* **Data extract**

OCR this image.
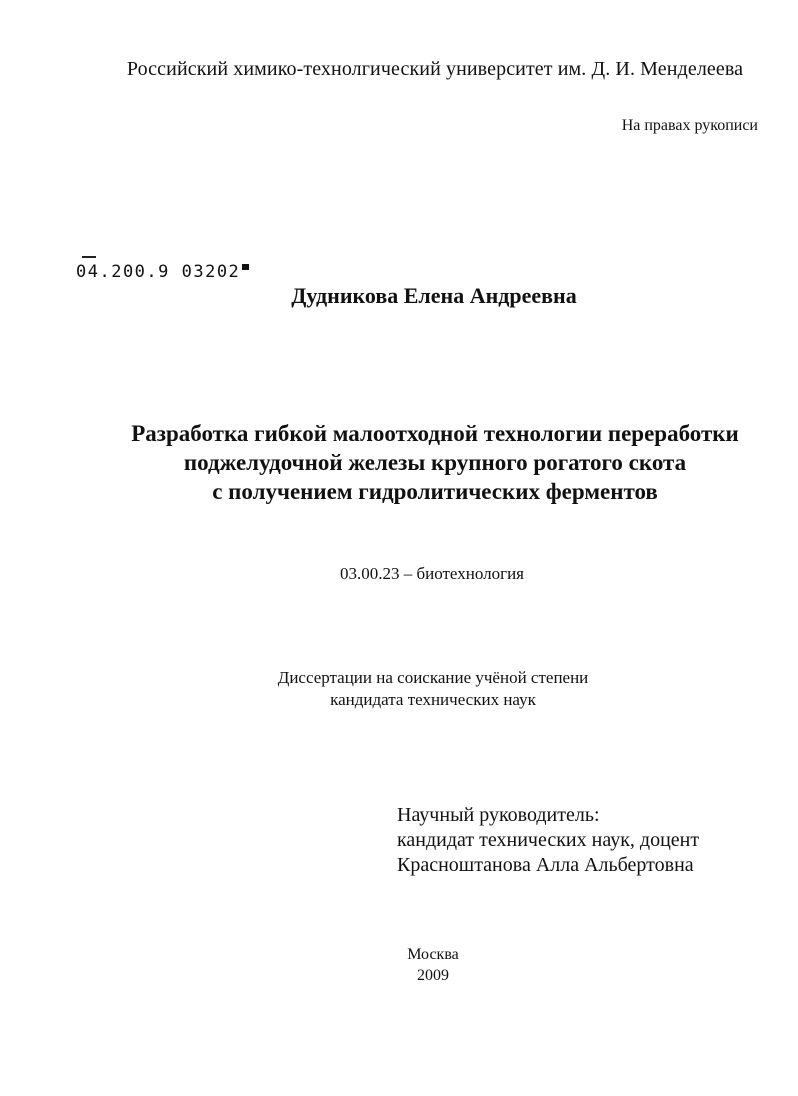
Российский химико-технолгический университет им. Д. И. Менделеева
На правах рукописи
04.200.9 03202
Дудникова Елена Андреевна
Разработка гибкой малоотходной технологии переработки
поджелудочной железы крупного рогатого скота
с получением гидролитических ферментов
03.00.23 – биотехнология
Диссертации на соискание учёной степени
кандидата технических наук
Научный руководитель:
кандидат технических наук, доцент
Красноштанова Алла Альбертовна
Москва
2009
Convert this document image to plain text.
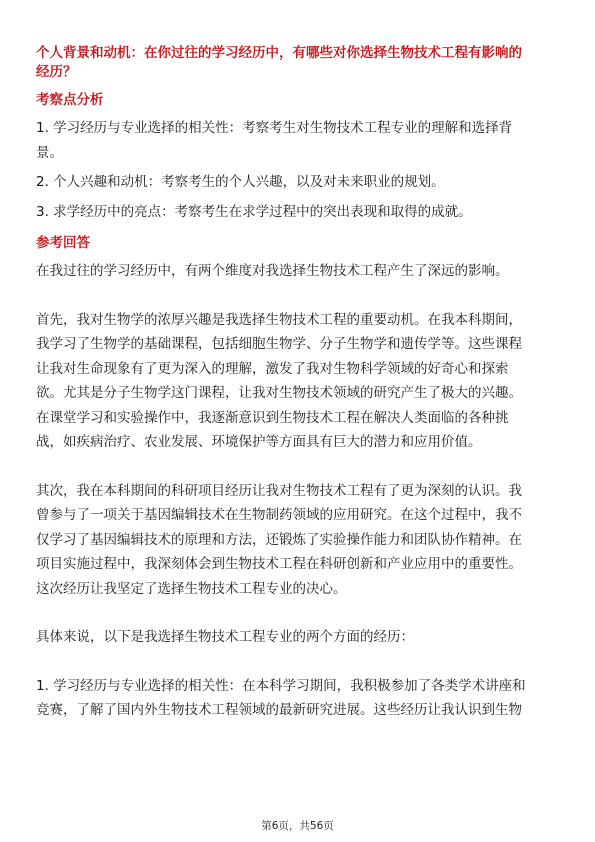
个人背景和动机：在你过往的学习经历中，有哪些对你选择生物技术工程有影响的
经历？
考察点分析

1. 学习经历与专业选择的相关性：考察考生对生物技术工程专业的理解和选择背
景。

2. 个人兴趣和动机：考察考生的个人兴趣，以及对未来职业的规划。

3. 求学经历中的亮点：考察考生在求学过程中的突出表现和取得的成就。

参考回答

在我过往的学习经历中，有两个维度对我选择生物技术工程产生了深远的影响。

首先，我对生物学的浓厚兴趣是我选择生物技术工程的重要动机。在我本科期间，
我学习了生物学的基础课程，包括细胞生物学、分子生物学和遗传学等。这些课程
让我对生命现象有了更为深入的理解，激发了我对生物科学领域的好奇心和探索
欲。尤其是分子生物学这门课程，让我对生物技术领域的研究产生了极大的兴趣。
在课堂学习和实验操作中，我逐渐意识到生物技术工程在解决人类面临的各种挑
战，如疾病治疗、农业发展、环境保护等方面具有巨大的潜力和应用价值。

其次，我在本科期间的科研项目经历让我对生物技术工程有了更为深刻的认识。我
曾参与了一项关于基因编辑技术在生物制药领域的应用研究。在这个过程中，我不
仅学习了基因编辑技术的原理和方法，还锻炼了实验操作能力和团队协作精神。在
项目实施过程中，我深刻体会到生物技术工程在科研创新和产业应用中的重要性。
这次经历让我坚定了选择生物技术工程专业的决心。

具体来说，以下是我选择生物技术工程专业的两个方面的经历：

1. 学习经历与专业选择的相关性：在本科学习期间，我积极参加了各类学术讲座和
竞赛，了解了国内外生物技术工程领域的最新研究进展。这些经历让我认识到生物

第6页，共56页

* **Exercise**
Select every line of the records holding the string "технических".

* **Solution to the exercise**
кандидата технических наук
кандидат технических наук, доцент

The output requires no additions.